REQUIREMENT >> Only the number is wanted: how many lines of these entries contain the word "Department"?

DATASET EXTRACT >>
____

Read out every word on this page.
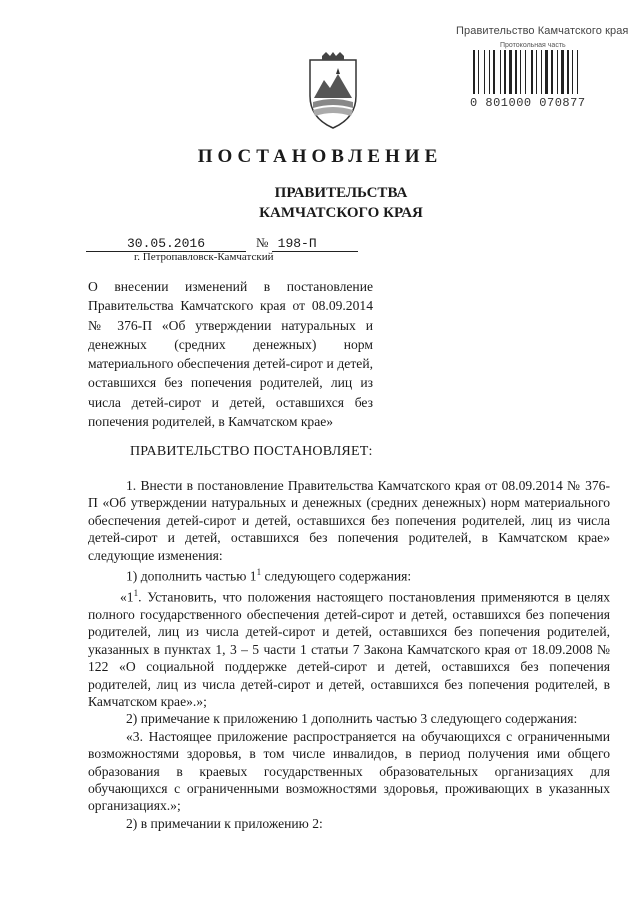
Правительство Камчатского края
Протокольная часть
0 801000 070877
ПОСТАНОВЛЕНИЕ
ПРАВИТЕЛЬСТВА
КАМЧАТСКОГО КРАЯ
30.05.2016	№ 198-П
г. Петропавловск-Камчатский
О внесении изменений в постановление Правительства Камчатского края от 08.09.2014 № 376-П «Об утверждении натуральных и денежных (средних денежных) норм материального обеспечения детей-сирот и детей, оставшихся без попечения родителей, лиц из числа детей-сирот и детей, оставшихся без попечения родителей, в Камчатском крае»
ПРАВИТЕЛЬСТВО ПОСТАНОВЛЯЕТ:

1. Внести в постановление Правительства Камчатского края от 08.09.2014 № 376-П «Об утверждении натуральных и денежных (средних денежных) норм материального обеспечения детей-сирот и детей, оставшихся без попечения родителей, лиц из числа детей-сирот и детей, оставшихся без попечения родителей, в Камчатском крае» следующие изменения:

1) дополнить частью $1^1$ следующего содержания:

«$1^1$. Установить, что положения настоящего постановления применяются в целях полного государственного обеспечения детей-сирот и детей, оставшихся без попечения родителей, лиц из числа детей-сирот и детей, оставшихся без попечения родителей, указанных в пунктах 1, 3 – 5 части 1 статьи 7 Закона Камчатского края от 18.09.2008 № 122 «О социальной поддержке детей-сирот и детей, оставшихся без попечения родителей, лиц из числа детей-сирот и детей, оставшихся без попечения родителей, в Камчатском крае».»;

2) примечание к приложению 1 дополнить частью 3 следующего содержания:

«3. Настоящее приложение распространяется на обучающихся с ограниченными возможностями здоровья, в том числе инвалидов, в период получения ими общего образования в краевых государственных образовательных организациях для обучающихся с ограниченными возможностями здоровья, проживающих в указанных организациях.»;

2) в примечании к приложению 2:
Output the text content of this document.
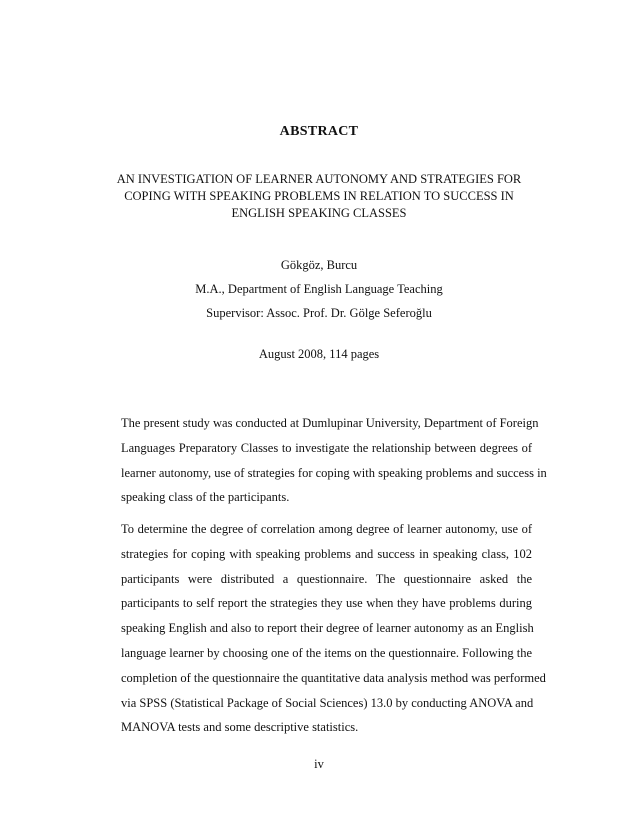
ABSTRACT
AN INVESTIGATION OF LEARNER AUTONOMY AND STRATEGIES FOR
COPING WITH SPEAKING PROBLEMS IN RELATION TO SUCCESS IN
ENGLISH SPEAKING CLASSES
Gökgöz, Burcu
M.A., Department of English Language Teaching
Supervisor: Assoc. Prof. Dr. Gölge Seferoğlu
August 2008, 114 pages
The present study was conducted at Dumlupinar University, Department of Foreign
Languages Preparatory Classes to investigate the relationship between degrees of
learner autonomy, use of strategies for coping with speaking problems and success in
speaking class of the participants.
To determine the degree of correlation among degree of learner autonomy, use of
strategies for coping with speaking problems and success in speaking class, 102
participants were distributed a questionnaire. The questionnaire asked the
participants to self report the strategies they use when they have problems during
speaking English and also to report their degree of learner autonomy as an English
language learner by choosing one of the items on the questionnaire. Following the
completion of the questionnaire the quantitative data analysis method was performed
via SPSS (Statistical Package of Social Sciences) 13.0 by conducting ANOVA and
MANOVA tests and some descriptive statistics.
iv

____

CORRECT OUTPUT >> 2